== SUPPLIED RECORDS ==
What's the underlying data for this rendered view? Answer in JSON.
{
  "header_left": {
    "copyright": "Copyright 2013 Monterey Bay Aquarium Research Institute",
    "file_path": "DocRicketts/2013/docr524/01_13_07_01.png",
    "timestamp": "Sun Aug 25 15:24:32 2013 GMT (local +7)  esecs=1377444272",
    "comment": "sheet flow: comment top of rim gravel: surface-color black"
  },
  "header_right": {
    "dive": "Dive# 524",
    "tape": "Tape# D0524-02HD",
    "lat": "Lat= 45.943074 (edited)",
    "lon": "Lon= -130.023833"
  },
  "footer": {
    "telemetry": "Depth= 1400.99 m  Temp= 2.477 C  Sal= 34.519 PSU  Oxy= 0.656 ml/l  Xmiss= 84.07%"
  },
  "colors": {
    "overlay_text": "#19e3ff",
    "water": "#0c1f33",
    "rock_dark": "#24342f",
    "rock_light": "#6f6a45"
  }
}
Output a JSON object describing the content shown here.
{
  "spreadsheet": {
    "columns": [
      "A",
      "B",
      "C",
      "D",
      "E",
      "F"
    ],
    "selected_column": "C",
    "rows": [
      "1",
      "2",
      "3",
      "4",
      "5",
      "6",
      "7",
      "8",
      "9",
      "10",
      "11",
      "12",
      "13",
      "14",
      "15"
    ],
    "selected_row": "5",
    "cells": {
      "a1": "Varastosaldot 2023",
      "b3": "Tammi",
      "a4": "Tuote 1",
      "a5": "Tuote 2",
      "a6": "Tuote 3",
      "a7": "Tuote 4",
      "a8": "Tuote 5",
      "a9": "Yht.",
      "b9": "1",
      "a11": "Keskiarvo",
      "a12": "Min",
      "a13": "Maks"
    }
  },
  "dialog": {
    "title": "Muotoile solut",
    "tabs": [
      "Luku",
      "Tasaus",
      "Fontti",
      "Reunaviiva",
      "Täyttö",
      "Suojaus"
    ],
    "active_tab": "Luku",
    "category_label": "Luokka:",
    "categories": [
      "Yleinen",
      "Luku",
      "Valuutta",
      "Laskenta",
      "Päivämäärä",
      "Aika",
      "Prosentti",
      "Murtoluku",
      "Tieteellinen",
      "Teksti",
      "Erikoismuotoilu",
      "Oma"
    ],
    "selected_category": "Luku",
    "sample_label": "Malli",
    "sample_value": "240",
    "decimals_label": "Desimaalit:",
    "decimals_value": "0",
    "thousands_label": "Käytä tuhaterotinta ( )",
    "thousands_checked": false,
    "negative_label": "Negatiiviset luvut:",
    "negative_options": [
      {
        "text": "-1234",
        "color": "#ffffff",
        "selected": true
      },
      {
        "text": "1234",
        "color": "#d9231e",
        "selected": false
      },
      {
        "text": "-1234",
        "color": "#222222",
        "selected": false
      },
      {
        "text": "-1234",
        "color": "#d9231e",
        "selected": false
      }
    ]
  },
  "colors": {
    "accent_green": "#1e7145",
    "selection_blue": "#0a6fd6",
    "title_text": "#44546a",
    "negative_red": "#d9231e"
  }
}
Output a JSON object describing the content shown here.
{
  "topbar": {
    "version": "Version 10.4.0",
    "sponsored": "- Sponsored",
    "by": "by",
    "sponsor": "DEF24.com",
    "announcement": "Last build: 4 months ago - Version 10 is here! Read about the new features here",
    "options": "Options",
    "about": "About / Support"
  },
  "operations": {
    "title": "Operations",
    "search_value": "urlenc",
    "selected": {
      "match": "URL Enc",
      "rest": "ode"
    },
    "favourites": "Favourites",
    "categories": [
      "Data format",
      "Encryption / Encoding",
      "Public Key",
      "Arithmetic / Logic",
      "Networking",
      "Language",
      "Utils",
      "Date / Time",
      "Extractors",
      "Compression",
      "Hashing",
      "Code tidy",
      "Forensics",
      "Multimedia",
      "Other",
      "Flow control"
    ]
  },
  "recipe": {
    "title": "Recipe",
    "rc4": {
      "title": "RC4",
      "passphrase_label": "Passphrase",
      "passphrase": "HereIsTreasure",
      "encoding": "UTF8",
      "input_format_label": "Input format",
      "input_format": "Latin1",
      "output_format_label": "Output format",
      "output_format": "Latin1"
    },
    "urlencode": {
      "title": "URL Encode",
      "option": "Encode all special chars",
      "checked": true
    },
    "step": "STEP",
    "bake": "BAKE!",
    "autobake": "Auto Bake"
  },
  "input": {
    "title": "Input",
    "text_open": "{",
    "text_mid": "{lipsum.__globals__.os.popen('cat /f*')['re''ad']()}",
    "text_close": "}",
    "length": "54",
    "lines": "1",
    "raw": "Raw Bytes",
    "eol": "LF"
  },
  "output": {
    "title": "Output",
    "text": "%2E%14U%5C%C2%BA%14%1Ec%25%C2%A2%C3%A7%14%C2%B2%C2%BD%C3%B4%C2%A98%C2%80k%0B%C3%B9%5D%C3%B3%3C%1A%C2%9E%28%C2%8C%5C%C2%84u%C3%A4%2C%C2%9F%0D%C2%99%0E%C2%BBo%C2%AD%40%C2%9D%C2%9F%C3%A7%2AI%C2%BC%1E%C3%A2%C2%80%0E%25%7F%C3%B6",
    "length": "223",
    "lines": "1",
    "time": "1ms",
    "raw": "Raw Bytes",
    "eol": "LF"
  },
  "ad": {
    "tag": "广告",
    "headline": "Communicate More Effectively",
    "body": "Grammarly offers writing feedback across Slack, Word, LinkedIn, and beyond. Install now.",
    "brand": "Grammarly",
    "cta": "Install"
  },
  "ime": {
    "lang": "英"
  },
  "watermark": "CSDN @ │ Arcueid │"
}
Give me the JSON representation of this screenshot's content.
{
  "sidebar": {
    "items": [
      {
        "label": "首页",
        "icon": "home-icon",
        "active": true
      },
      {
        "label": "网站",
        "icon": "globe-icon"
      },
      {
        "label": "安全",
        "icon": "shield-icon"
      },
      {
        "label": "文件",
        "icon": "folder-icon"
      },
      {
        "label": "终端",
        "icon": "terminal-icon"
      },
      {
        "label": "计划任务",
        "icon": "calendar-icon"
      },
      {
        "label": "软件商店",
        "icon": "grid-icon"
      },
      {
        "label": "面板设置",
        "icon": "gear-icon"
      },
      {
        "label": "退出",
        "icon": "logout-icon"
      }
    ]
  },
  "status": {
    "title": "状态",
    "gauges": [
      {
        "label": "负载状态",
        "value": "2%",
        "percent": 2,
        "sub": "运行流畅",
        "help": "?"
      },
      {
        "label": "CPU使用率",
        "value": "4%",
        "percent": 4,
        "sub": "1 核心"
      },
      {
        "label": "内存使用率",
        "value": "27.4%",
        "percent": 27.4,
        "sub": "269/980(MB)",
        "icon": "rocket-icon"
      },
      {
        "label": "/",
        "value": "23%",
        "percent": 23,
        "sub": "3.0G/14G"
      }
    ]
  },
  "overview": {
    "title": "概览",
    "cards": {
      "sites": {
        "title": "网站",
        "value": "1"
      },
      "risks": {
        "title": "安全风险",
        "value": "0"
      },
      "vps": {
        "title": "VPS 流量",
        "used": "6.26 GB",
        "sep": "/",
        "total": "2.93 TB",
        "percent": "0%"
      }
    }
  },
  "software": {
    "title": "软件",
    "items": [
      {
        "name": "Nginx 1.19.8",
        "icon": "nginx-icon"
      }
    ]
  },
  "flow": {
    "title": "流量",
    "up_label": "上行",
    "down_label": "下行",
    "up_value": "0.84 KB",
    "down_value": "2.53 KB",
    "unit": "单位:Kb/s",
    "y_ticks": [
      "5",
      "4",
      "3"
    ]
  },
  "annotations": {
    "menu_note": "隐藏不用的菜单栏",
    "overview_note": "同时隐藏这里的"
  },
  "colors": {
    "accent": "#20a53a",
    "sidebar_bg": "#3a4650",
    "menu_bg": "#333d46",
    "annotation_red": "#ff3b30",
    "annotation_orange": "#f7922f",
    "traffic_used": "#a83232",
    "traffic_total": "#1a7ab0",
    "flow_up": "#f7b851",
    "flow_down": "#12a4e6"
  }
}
===
TASK STATEMENT. Of the lines in the entries above, how many include "this"? Only the number should be given.

SOLUTION BELOW. 2